--- BEGIN ---

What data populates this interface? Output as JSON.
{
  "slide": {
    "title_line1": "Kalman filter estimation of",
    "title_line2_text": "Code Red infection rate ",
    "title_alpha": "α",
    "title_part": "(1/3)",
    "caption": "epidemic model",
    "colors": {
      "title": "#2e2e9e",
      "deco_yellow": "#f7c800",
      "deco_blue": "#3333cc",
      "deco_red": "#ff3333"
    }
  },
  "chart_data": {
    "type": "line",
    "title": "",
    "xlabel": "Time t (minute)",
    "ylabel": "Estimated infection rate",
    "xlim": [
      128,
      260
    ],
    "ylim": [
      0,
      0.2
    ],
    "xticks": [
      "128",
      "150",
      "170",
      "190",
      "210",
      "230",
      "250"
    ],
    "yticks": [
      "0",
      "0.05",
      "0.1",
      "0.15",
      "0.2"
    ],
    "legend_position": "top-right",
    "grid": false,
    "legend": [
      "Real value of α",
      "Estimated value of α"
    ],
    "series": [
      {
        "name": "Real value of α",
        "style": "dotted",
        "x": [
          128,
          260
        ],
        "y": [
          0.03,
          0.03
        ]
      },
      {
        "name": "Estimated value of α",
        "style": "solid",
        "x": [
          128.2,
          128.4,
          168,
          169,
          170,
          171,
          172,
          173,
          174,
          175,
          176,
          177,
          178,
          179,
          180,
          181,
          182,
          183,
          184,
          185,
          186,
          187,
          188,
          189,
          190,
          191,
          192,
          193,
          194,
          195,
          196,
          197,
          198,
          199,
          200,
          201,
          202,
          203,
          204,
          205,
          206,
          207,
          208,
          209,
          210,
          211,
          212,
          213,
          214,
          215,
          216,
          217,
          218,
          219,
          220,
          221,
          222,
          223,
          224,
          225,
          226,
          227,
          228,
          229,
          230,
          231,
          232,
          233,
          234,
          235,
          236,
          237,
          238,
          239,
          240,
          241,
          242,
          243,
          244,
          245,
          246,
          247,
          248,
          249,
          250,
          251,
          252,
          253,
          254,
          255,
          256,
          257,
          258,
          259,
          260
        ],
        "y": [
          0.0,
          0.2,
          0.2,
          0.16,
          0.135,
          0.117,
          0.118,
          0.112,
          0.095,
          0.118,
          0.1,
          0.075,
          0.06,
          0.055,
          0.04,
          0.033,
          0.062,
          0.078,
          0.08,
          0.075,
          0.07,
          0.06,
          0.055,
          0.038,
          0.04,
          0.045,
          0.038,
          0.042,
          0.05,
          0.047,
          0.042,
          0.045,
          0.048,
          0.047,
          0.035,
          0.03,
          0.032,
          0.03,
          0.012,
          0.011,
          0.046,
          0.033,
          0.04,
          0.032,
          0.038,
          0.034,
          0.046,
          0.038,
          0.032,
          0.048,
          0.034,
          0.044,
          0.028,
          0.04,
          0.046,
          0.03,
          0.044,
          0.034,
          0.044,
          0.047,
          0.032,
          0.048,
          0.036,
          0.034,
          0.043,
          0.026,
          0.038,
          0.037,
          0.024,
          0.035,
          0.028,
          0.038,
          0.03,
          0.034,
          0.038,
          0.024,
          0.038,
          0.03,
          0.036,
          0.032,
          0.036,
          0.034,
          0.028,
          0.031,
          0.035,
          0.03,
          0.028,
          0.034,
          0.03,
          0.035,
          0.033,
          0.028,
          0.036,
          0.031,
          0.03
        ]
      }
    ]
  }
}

--- END ---

Filter the listing for the word "rate" and copy every line that holds it.

    "title_line2_text": "Code Red infection rate ",
    "ylabel": "Estimated infection rate",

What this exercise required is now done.